** START OF RECORDS SUPPLIED **
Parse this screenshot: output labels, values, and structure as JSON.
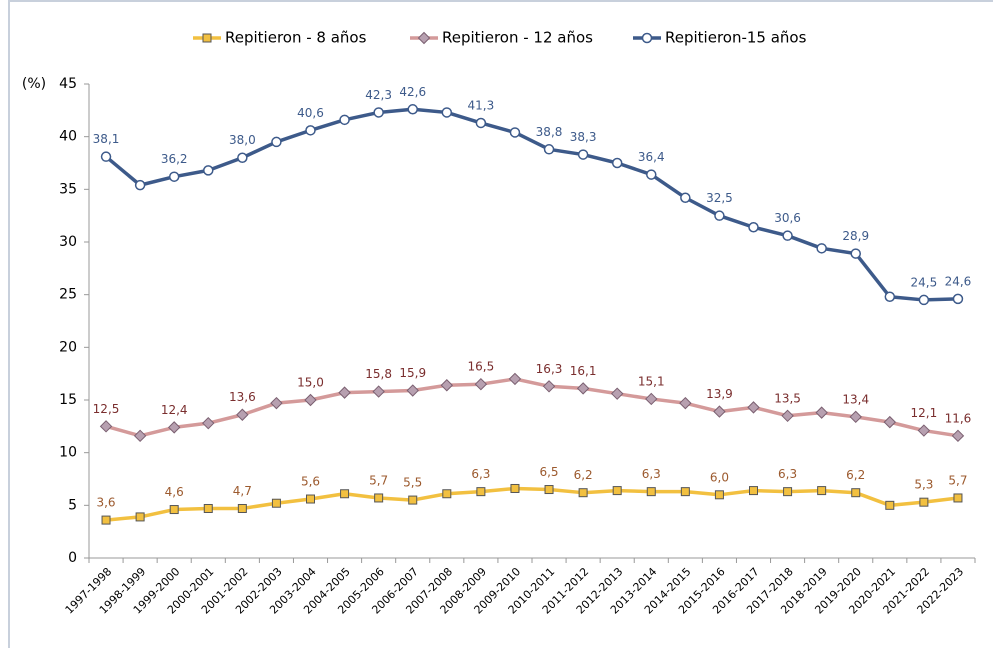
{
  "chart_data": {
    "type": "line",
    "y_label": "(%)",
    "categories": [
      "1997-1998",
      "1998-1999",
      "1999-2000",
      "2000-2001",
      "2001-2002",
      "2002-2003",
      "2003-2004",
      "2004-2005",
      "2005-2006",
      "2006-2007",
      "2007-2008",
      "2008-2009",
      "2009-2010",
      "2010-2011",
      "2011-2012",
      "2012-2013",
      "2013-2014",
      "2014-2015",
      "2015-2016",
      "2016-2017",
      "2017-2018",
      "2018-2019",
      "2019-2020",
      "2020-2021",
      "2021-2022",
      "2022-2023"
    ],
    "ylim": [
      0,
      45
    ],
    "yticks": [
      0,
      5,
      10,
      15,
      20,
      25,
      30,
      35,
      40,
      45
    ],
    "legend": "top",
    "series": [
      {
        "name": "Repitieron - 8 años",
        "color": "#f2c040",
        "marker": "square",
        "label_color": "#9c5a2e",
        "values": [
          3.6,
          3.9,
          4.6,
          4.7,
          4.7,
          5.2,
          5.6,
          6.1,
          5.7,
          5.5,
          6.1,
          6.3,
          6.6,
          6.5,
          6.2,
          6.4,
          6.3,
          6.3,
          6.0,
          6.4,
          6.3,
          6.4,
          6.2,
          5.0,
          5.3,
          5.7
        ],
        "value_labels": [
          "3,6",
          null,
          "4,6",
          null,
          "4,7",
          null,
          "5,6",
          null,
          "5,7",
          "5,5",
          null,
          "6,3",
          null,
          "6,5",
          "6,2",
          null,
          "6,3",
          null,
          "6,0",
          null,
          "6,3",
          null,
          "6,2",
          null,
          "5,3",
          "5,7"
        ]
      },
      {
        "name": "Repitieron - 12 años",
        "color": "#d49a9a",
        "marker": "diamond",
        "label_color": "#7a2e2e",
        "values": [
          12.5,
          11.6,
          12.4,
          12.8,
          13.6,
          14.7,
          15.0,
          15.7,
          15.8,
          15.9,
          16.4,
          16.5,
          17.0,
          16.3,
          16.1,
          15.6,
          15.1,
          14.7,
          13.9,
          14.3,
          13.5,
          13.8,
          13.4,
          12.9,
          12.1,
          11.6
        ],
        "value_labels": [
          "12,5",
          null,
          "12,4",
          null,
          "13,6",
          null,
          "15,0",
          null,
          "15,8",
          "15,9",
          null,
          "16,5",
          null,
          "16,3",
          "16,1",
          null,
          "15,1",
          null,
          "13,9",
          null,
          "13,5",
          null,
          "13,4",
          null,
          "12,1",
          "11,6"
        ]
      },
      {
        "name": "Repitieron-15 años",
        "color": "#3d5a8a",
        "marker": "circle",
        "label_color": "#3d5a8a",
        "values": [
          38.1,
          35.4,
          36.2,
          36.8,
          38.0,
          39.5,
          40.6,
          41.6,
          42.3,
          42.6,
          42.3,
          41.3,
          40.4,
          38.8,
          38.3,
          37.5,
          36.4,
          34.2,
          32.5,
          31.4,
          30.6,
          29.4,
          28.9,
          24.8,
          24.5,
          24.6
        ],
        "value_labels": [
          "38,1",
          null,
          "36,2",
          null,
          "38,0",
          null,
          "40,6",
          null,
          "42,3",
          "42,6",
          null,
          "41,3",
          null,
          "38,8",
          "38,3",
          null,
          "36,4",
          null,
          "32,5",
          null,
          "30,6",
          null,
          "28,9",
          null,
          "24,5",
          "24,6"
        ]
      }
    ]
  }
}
** END OF RECORDS SUPPLIED **
• _DO THIS_:
Copy every single line of the material above that holds "años".

• _ANSWER IN FULL_:
        "name": "Repitieron - 8 años",
        "name": "Repitieron - 12 años",
        "name": "Repitieron-15 años",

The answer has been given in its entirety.